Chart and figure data

************

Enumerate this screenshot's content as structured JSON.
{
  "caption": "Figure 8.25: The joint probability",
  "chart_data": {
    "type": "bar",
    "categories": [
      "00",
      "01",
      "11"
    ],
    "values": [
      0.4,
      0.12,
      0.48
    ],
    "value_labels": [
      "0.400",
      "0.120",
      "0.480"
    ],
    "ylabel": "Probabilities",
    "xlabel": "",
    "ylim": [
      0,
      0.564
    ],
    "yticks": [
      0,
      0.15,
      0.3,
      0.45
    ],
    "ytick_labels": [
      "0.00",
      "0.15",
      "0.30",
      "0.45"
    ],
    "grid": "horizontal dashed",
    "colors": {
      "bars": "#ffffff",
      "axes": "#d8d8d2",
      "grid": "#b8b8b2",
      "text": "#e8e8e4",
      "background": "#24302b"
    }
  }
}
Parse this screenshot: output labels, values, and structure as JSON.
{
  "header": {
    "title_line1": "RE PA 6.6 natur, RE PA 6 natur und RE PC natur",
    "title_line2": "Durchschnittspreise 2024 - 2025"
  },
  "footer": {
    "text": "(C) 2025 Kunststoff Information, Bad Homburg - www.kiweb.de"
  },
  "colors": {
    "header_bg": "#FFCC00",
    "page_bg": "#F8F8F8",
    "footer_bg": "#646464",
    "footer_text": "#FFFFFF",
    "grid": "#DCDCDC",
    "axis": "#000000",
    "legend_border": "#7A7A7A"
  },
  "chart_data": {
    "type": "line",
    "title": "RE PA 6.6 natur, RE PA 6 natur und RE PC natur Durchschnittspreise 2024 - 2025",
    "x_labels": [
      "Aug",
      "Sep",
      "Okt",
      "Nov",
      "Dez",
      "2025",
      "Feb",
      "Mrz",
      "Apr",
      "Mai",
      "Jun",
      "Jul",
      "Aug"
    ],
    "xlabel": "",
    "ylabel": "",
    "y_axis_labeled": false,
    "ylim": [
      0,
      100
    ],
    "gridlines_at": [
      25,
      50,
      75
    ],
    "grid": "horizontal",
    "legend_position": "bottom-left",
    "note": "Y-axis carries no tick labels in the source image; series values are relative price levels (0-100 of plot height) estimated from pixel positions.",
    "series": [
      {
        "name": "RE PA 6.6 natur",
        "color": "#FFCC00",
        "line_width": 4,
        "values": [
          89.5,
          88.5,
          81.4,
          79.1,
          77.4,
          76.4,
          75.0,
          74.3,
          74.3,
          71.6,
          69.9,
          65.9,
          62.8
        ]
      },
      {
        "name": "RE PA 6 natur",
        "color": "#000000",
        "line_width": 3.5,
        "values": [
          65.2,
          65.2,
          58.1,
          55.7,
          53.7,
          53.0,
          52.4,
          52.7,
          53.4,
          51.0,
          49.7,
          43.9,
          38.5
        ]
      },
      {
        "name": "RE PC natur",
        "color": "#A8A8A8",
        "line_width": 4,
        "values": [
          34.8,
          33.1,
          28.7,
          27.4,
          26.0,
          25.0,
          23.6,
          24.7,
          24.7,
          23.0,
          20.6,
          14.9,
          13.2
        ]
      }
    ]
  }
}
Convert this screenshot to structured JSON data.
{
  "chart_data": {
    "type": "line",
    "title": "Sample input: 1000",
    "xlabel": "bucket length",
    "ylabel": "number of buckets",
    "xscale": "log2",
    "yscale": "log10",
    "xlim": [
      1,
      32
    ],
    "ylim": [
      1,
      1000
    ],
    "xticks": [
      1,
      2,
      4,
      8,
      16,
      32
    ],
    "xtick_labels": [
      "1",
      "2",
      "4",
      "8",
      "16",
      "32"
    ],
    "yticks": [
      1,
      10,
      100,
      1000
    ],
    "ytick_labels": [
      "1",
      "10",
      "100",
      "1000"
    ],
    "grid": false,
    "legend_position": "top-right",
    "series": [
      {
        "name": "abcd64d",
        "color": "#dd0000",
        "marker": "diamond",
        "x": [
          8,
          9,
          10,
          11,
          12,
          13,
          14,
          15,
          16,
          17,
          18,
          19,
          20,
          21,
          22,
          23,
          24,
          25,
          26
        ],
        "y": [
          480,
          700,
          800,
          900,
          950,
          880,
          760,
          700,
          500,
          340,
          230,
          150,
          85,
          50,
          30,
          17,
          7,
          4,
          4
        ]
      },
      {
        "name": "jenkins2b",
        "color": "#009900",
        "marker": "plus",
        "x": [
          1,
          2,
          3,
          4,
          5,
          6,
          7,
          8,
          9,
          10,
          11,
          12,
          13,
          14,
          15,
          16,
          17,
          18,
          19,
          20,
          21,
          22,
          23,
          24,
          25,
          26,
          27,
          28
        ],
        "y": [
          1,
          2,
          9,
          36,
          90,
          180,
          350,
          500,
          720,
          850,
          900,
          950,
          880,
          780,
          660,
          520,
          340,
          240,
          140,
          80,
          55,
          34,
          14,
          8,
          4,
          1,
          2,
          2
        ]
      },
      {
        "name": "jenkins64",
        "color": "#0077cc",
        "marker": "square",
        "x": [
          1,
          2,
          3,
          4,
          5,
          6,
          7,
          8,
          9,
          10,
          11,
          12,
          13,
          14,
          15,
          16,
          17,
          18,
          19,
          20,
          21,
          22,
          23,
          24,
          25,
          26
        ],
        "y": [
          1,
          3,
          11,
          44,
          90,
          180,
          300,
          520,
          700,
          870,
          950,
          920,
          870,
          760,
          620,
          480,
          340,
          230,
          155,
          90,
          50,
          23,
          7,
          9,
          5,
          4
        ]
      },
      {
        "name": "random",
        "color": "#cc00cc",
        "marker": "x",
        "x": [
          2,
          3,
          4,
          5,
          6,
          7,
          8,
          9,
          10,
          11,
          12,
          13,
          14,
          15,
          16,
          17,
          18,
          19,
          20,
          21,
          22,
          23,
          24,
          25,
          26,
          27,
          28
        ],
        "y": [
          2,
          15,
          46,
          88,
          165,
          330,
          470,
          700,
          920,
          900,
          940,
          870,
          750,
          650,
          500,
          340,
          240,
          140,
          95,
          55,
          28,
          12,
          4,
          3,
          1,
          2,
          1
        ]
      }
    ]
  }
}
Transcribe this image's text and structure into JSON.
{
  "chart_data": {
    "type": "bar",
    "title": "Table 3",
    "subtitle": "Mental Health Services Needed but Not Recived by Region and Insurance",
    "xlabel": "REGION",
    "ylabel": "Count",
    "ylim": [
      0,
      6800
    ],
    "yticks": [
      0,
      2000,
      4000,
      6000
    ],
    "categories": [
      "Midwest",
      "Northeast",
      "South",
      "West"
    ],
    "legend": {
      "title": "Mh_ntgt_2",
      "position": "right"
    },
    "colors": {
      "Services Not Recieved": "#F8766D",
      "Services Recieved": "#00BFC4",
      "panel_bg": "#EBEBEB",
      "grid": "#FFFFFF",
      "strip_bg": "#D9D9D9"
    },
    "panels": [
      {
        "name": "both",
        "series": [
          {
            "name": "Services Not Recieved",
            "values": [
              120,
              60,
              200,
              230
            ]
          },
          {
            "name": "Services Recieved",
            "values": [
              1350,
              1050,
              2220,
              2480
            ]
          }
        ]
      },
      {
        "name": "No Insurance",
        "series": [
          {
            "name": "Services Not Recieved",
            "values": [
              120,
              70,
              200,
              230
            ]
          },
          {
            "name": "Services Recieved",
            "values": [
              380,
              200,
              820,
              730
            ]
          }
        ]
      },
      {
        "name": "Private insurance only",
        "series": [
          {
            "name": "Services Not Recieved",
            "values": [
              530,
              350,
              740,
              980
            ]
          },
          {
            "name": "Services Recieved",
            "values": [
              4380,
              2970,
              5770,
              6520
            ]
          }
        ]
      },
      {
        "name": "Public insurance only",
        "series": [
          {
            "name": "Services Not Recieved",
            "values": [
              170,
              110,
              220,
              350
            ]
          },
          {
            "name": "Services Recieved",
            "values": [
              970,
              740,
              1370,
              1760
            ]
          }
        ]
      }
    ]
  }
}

************

# Exercise goal:
Check all the records above and select each line where the string "this" is found.

# Correct response:
Enumerate this screenshot's content as structured JSON.
Parse this screenshot: output labels, values, and structure as JSON.
Convert this screenshot to structured JSON data.
Transcribe this image's text and structure into JSON.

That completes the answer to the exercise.